#### Task input
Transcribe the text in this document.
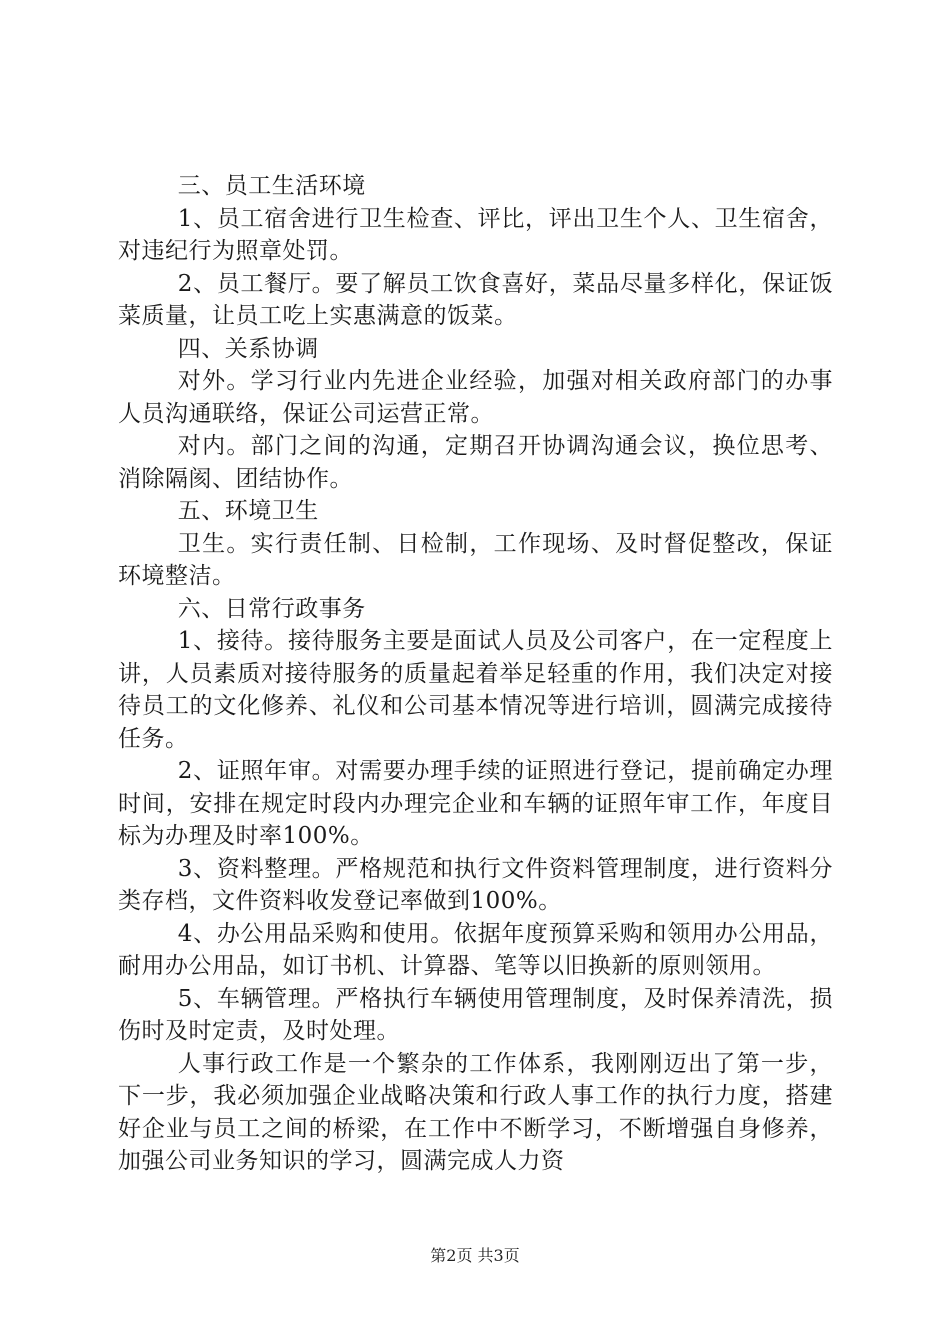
三、员工生活环境

1、员工宿舍进行卫生检查、评比，评出卫生个人、卫生宿舍，对违纪行为照章处罚。

2、员工餐厅。要了解员工饮食喜好，菜品尽量多样化，保证饭菜质量，让员工吃上实惠满意的饭菜。

四、关系协调

对外。学习行业内先进企业经验，加强对相关政府部门的办事人员沟通联络，保证公司运营正常。

对内。部门之间的沟通，定期召开协调沟通会议，换位思考、消除隔阂、团结协作。

五、环境卫生

卫生。实行责任制、日检制，工作现场、及时督促整改，保证环境整洁。

六、日常行政事务

1、接待。接待服务主要是面试人员及公司客户，在一定程度上讲，人员素质对接待服务的质量起着举足轻重的作用，我们决定对接待员工的文化修养、礼仪和公司基本情况等进行培训，圆满完成接待任务。

2、证照年审。对需要办理手续的证照进行登记，提前确定办理时间，安排在规定时段内办理完企业和车辆的证照年审工作，年度目标为办理及时率100%。

3、资料整理。严格规范和执行文件资料管理制度，进行资料分类存档，文件资料收发登记率做到100%。

4、办公用品采购和使用。依据年度预算采购和领用办公用品，耐用办公用品，如订书机、计算器、笔等以旧换新的原则领用。

5、车辆管理。严格执行车辆使用管理制度，及时保养清洗，损伤时及时定责，及时处理。

人事行政工作是一个繁杂的工作体系，我刚刚迈出了第一步，下一步，我必须加强企业战略决策和行政人事工作的执行力度，搭建好企业与员工之间的桥梁，在工作中不断学习，不断增强自身修养，加强公司业务知识的学习，圆满完成人力资

第2页 共3页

#### What the task requires
Repeat all of the entries word for word, but omit the pictures.

#### Answer in full
Transcribe the text in this document.
三、员工生活环境

1、员工宿舍进行卫生检查、评比，评出卫生个人、卫生宿舍，对违纪行为照章处罚。

2、员工餐厅。要了解员工饮食喜好，菜品尽量多样化，保证饭菜质量，让员工吃上实惠满意的饭菜。

四、关系协调

对外。学习行业内先进企业经验，加强对相关政府部门的办事人员沟通联络，保证公司运营正常。

对内。部门之间的沟通，定期召开协调沟通会议，换位思考、消除隔阂、团结协作。

五、环境卫生

卫生。实行责任制、日检制，工作现场、及时督促整改，保证环境整洁。

六、日常行政事务

1、接待。接待服务主要是面试人员及公司客户，在一定程度上讲，人员素质对接待服务的质量起着举足轻重的作用，我们决定对接待员工的文化修养、礼仪和公司基本情况等进行培训，圆满完成接待任务。

2、证照年审。对需要办理手续的证照进行登记，提前确定办理时间，安排在规定时段内办理完企业和车辆的证照年审工作，年度目标为办理及时率100%。

3、资料整理。严格规范和执行文件资料管理制度，进行资料分类存档，文件资料收发登记率做到100%。

4、办公用品采购和使用。依据年度预算采购和领用办公用品，耐用办公用品，如订书机、计算器、笔等以旧换新的原则领用。

5、车辆管理。严格执行车辆使用管理制度，及时保养清洗，损伤时及时定责，及时处理。

人事行政工作是一个繁杂的工作体系，我刚刚迈出了第一步，下一步，我必须加强企业战略决策和行政人事工作的执行力度，搭建好企业与员工之间的桥梁，在工作中不断学习，不断增强自身修养，加强公司业务知识的学习，圆满完成人力资

第2页 共3页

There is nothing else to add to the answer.